DOCUMENT SEGMENT
===============
Saturday, April 03, 2004

Strange

I didn't know the F/A 18 Hornet was made in Taiwan.

It's a strange world.



Basil The Fly

Thursday, April 01, 2004

The Way Home


Wherever you are in this world, never forget...


The Way Home



Shadows and tall... trees...
Shadows and tall... trees...

Shadows and
(shadows and)
tall trees...

Shadows and...

tall treeeeeees...
Shadows (shadows) shadows (shadows...)


Basil's little tribute to U2

Classic U2

~ Basilfly



Photo of the Week...


I haven't been posting many photos lately, so this one is all the more meaningful.

Life, as always, speeds past me in a blur.



Regards,
Basil

News Flash


NATO Shoots an Orthodox Priest

Just in case you haven't read or heard the news that NATO troops shot an Orthodox priest in the overnight raid of an Orthodox Church in Bosnia:


Orthodox Priest Shot by NATO

Also, for those of you who pray...

A customer that I work with has been visiting us at work. He was scheduled to be with us for a couple weeks, but unexpectedly got tragic news last night and had to return home to the east coast. His brother was killed in the gruesome killings yesterday in Iraq. Keep him in your prayers.
===============
DATA RECORDS
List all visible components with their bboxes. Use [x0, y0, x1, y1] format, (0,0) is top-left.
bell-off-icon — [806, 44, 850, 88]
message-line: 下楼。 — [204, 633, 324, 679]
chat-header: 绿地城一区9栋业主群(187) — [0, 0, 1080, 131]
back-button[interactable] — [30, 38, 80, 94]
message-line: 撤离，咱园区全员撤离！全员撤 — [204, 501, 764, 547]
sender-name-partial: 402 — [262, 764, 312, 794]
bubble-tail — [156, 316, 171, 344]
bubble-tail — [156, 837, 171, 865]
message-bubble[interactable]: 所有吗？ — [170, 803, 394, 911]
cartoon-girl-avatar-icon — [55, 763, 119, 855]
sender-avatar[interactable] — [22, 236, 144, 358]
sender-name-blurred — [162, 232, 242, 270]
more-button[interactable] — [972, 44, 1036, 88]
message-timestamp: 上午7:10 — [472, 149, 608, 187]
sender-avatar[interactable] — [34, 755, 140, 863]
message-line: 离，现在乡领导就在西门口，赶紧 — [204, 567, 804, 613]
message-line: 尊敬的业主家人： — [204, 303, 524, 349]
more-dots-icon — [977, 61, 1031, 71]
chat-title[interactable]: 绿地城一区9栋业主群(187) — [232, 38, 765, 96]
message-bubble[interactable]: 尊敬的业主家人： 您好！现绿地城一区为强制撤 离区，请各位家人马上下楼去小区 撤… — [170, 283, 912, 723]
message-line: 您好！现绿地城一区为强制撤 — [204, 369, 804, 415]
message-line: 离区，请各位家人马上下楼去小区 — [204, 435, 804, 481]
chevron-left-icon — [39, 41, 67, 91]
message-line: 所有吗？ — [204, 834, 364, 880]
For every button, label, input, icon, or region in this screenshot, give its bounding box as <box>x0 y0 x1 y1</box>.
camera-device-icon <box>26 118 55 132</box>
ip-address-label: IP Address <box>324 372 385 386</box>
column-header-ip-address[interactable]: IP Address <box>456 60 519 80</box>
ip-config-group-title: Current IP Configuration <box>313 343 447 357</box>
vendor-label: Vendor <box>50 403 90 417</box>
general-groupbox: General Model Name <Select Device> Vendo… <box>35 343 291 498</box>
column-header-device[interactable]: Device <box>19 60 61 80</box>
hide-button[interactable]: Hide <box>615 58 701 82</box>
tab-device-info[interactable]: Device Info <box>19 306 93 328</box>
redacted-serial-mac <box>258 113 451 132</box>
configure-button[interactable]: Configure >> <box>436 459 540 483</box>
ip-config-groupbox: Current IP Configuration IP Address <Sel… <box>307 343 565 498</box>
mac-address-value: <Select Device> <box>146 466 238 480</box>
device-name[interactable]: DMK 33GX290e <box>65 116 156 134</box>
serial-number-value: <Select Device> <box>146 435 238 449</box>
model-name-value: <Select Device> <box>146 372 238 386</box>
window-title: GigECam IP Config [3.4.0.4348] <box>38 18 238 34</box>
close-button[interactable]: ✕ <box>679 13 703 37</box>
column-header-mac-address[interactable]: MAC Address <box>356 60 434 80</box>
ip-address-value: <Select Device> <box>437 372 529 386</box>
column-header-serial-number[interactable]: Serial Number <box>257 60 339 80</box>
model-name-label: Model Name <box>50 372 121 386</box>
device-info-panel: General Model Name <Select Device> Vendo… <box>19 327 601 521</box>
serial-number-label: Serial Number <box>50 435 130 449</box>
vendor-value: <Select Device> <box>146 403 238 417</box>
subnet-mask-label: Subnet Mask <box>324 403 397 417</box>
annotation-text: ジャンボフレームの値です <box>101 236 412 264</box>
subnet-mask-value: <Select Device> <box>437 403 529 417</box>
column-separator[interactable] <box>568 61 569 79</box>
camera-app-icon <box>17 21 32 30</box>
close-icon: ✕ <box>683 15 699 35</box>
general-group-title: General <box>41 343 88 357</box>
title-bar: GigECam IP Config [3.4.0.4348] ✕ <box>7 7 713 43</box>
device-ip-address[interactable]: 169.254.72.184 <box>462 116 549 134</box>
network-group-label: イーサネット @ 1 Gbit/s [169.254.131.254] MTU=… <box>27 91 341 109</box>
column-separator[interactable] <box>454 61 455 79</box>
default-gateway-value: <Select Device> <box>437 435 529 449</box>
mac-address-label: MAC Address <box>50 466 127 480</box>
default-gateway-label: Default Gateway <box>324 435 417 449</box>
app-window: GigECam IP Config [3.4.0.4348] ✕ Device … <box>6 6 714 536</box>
===============
CHALLENGES
1 – Do these statements agree with the blog posts? For each, answer yes or no and quote the deciding words.
(a) The customer's brother was killed in Iraq.
(b) The customer was scheduled to visit for a month.
(c) The raid on the Orthodox Church took place in Kosovo.
2 – According to the blog posts, where did the visiting customer have to return home to?
3 – Take the blog posts further, starting after their last sentence.

THE ANSWERS
1 –
(a) Yes: "His brother was killed in the gruesome killings yesterday in Iraq."
(b) No: "He was scheduled to be with us for a couple weeks"
(c) No: "in the overnight raid of an Orthodox Church in Bosnia"

2 – The east coast.

3 –
It is difficult to comprehend the mentality of horrific people who take such delight in death. Of course, eternal damnation awaits them... I guess they'd better learn to like death... But such a tragedy is always intensified if you know someone who it touches directly. It is no longer remoted, bizarre, and sickening news, but something almost personal.


Regards,
Basil

Wednesday, March 31, 2004

W I J L


You have heard of WWJD - that classic Protestant question: "What Would Jesus Do?" the answer to which is supposed to solve every problem in life, from whether to buy Skippy or Jiff peanut butter, to whether you go to Church or the ballgame next Sunday. What kind of car would Jesus drive? Somehow I imagine a Subaru... really it is only a matter of time until we see a TV commercial with a Jesus-like (think clothing, hair, beard, starry gaze in eyes) driving a Subaru over the hill and through the woods, until at the very end you see a caption: "What Would Jesus Drive?" (fade into the Subaru logo)

Well, anyway... silliness aside...

Here's the Orthodox version: W I J L (What Is Jesus Like?) Obsessed as we Orthodox are with ontology, existentialism - the meaning of everything points back to the existence... the ontology of a thing being pre-eminent in our lives... Well, it turns out things have taken a turn that direction in our latest blogs and discussions.

What Is Jesus Like?

Every problem we confront in humanity has its solution in the answer to this very problem, does it not?

Anyway, as I posted earlier, James has an interesting blog where he takes exception to something St. Athanasios said. I take exception to that in my post below, and I rather think I do so quite succinctly.

However, apparently there is more to the issue. Steve (neighbor down the street... really... he's EVERYONE'S neighbor!) writes the following: "how does this address whether or not Christ ever had a cold?"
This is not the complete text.